-- Problem statement --
Read the data and repeat it in full, exactly.

-- Materials provided --
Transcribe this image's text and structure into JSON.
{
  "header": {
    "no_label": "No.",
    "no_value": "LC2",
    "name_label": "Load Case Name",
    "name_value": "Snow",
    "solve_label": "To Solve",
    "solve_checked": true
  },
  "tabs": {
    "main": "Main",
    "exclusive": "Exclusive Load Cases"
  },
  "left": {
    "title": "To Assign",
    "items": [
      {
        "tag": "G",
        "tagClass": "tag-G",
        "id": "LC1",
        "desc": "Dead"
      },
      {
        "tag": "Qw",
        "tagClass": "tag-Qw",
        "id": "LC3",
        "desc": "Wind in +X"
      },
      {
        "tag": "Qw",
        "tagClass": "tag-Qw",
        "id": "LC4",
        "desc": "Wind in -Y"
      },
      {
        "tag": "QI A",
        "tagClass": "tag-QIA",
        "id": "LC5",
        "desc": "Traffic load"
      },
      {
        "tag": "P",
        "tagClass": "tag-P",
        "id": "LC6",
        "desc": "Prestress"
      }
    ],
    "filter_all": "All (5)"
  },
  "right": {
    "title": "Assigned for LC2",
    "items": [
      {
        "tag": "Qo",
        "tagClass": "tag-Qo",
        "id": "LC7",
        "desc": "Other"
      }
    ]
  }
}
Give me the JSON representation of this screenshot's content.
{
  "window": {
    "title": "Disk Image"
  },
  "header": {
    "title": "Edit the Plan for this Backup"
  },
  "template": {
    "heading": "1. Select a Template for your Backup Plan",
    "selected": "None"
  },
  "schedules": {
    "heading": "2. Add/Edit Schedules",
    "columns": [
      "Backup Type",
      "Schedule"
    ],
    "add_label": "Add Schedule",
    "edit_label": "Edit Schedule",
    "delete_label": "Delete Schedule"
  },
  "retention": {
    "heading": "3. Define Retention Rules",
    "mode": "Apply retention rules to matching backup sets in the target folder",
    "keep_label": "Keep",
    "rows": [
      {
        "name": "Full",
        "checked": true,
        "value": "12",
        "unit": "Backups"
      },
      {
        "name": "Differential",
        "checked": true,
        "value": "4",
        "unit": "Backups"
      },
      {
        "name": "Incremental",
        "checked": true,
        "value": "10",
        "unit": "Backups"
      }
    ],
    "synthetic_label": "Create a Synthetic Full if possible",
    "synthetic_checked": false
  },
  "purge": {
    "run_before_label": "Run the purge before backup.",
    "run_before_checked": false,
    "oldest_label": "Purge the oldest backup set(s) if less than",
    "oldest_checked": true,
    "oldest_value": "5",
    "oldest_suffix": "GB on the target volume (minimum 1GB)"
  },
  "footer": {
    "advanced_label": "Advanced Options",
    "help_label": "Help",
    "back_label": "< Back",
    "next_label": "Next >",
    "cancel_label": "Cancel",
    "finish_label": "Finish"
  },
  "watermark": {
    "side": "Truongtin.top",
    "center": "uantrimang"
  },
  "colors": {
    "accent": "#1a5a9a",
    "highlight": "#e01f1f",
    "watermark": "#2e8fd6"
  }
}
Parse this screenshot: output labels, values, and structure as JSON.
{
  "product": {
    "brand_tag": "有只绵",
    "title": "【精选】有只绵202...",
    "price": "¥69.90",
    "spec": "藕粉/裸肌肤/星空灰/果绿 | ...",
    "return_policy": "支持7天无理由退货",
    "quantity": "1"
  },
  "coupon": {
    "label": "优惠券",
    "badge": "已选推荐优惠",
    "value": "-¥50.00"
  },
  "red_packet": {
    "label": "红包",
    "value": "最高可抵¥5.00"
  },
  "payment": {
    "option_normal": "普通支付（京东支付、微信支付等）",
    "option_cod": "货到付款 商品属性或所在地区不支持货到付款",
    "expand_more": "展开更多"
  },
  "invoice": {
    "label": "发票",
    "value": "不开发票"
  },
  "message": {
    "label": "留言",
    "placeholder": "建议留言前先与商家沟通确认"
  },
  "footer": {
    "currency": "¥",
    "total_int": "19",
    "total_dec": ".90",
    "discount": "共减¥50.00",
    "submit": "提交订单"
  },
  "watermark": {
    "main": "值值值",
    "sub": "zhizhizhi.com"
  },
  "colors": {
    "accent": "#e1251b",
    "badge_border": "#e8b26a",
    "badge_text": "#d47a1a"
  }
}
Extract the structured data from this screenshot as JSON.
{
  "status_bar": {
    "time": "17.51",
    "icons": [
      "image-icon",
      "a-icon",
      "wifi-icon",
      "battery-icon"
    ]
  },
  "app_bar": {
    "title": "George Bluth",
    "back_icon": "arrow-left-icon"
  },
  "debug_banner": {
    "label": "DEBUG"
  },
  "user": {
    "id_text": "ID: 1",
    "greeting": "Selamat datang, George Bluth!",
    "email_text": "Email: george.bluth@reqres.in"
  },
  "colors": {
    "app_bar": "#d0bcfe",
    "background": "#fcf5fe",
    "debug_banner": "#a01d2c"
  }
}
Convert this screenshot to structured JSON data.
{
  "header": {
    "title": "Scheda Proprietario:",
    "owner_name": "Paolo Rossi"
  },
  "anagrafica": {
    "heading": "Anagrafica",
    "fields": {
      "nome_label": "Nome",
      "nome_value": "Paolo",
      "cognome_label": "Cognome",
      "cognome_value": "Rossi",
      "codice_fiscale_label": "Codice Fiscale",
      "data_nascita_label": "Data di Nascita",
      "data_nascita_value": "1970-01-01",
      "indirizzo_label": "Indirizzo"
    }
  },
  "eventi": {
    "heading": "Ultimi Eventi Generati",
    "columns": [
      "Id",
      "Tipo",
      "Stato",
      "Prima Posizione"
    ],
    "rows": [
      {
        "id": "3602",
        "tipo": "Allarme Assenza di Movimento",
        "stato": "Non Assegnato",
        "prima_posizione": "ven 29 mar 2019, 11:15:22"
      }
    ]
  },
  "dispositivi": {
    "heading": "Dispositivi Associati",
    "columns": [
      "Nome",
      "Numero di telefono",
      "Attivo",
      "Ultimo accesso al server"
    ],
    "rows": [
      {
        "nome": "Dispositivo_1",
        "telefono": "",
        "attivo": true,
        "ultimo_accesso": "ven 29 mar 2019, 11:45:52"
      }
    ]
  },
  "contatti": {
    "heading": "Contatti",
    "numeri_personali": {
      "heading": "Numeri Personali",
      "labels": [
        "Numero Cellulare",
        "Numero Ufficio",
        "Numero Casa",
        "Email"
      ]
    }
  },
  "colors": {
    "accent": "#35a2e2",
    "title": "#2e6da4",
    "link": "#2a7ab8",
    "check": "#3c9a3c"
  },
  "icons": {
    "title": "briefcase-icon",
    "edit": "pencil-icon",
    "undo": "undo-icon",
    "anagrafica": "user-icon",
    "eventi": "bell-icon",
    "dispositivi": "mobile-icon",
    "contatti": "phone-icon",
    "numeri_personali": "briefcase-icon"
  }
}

-- Task result --
Transcribe this image's text and structure into JSON.
{
  "header": {
    "no_label": "No.",
    "no_value": "LC2",
    "name_label": "Load Case Name",
    "name_value": "Snow",
    "solve_label": "To Solve",
    "solve_checked": true
  },
  "tabs": {
    "main": "Main",
    "exclusive": "Exclusive Load Cases"
  },
  "left": {
    "title": "To Assign",
    "items": [
      {
        "tag": "G",
        "tagClass": "tag-G",
        "id": "LC1",
        "desc": "Dead"
      },
      {
        "tag": "Qw",
        "tagClass": "tag-Qw",
        "id": "LC3",
        "desc": "Wind in +X"
      },
      {
        "tag": "Qw",
        "tagClass": "tag-Qw",
        "id": "LC4",
        "desc": "Wind in -Y"
      },
      {
        "tag": "QI A",
        "tagClass": "tag-QIA",
        "id": "LC5",
        "desc": "Traffic load"
      },
      {
        "tag": "P",
        "tagClass": "tag-P",
        "id": "LC6",
        "desc": "Prestress"
      }
    ],
    "filter_all": "All (5)"
  },
  "right": {
    "title": "Assigned for LC2",
    "items": [
      {
        "tag": "Qo",
        "tagClass": "tag-Qo",
        "id": "LC7",
        "desc": "Other"
      }
    ]
  }
}
Give me the JSON representation of this screenshot's content.
{
  "window": {
    "title": "Disk Image"
  },
  "header": {
    "title": "Edit the Plan for this Backup"
  },
  "template": {
    "heading": "1. Select a Template for your Backup Plan",
    "selected": "None"
  },
  "schedules": {
    "heading": "2. Add/Edit Schedules",
    "columns": [
      "Backup Type",
      "Schedule"
    ],
    "add_label": "Add Schedule",
    "edit_label": "Edit Schedule",
    "delete_label": "Delete Schedule"
  },
  "retention": {
    "heading": "3. Define Retention Rules",
    "mode": "Apply retention rules to matching backup sets in the target folder",
    "keep_label": "Keep",
    "rows": [
      {
        "name": "Full",
        "checked": true,
        "value": "12",
        "unit": "Backups"
      },
      {
        "name": "Differential",
        "checked": true,
        "value": "4",
        "unit": "Backups"
      },
      {
        "name": "Incremental",
        "checked": true,
        "value": "10",
        "unit": "Backups"
      }
    ],
    "synthetic_label": "Create a Synthetic Full if possible",
    "synthetic_checked": false
  },
  "purge": {
    "run_before_label": "Run the purge before backup.",
    "run_before_checked": false,
    "oldest_label": "Purge the oldest backup set(s) if less than",
    "oldest_checked": true,
    "oldest_value": "5",
    "oldest_suffix": "GB on the target volume (minimum 1GB)"
  },
  "footer": {
    "advanced_label": "Advanced Options",
    "help_label": "Help",
    "back_label": "< Back",
    "next_label": "Next >",
    "cancel_label": "Cancel",
    "finish_label": "Finish"
  },
  "watermark": {
    "side": "Truongtin.top",
    "center": "uantrimang"
  },
  "colors": {
    "accent": "#1a5a9a",
    "highlight": "#e01f1f",
    "watermark": "#2e8fd6"
  }
}
Parse this screenshot: output labels, values, and structure as JSON.
{
  "product": {
    "brand_tag": "有只绵",
    "title": "【精选】有只绵202...",
    "price": "¥69.90",
    "spec": "藕粉/裸肌肤/星空灰/果绿 | ...",
    "return_policy": "支持7天无理由退货",
    "quantity": "1"
  },
  "coupon": {
    "label": "优惠券",
    "badge": "已选推荐优惠",
    "value": "-¥50.00"
  },
  "red_packet": {
    "label": "红包",
    "value": "最高可抵¥5.00"
  },
  "payment": {
    "option_normal": "普通支付（京东支付、微信支付等）",
    "option_cod": "货到付款 商品属性或所在地区不支持货到付款",
    "expand_more": "展开更多"
  },
  "invoice": {
    "label": "发票",
    "value": "不开发票"
  },
  "message": {
    "label": "留言",
    "placeholder": "建议留言前先与商家沟通确认"
  },
  "footer": {
    "currency": "¥",
    "total_int": "19",
    "total_dec": ".90",
    "discount": "共减¥50.00",
    "submit": "提交订单"
  },
  "watermark": {
    "main": "值值值",
    "sub": "zhizhizhi.com"
  },
  "colors": {
    "accent": "#e1251b",
    "badge_border": "#e8b26a",
    "badge_text": "#d47a1a"
  }
}
Extract the structured data from this screenshot as JSON.
{
  "status_bar": {
    "time": "17.51",
    "icons": [
      "image-icon",
      "a-icon",
      "wifi-icon",
      "battery-icon"
    ]
  },
  "app_bar": {
    "title": "George Bluth",
    "back_icon": "arrow-left-icon"
  },
  "debug_banner": {
    "label": "DEBUG"
  },
  "user": {
    "id_text": "ID: 1",
    "greeting": "Selamat datang, George Bluth!",
    "email_text": "Email: george.bluth@reqres.in"
  },
  "colors": {
    "app_bar": "#d0bcfe",
    "background": "#fcf5fe",
    "debug_banner": "#a01d2c"
  }
}
Convert this screenshot to structured JSON data.
{
  "header": {
    "title": "Scheda Proprietario:",
    "owner_name": "Paolo Rossi"
  },
  "anagrafica": {
    "heading": "Anagrafica",
    "fields": {
      "nome_label": "Nome",
      "nome_value": "Paolo",
      "cognome_label": "Cognome",
      "cognome_value": "Rossi",
      "codice_fiscale_label": "Codice Fiscale",
      "data_nascita_label": "Data di Nascita",
      "data_nascita_value": "1970-01-01",
      "indirizzo_label": "Indirizzo"
    }
  },
  "eventi": {
    "heading": "Ultimi Eventi Generati",
    "columns": [
      "Id",
      "Tipo",
      "Stato",
      "Prima Posizione"
    ],
    "rows": [
      {
        "id": "3602",
        "tipo": "Allarme Assenza di Movimento",
        "stato": "Non Assegnato",
        "prima_posizione": "ven 29 mar 2019, 11:15:22"
      }
    ]
  },
  "dispositivi": {
    "heading": "Dispositivi Associati",
    "columns": [
      "Nome",
      "Numero di telefono",
      "Attivo",
      "Ultimo accesso al server"
    ],
    "rows": [
      {
        "nome": "Dispositivo_1",
        "telefono": "",
        "attivo": true,
        "ultimo_accesso": "ven 29 mar 2019, 11:45:52"
      }
    ]
  },
  "contatti": {
    "heading": "Contatti",
    "numeri_personali": {
      "heading": "Numeri Personali",
      "labels": [
        "Numero Cellulare",
        "Numero Ufficio",
        "Numero Casa",
        "Email"
      ]
    }
  },
  "colors": {
    "accent": "#35a2e2",
    "title": "#2e6da4",
    "link": "#2a7ab8",
    "check": "#3c9a3c"
  },
  "icons": {
    "title": "briefcase-icon",
    "edit": "pencil-icon",
    "undo": "undo-icon",
    "anagrafica": "user-icon",
    "eventi": "bell-icon",
    "dispositivi": "mobile-icon",
    "contatti": "phone-icon",
    "numeri_personali": "briefcase-icon"
  }
}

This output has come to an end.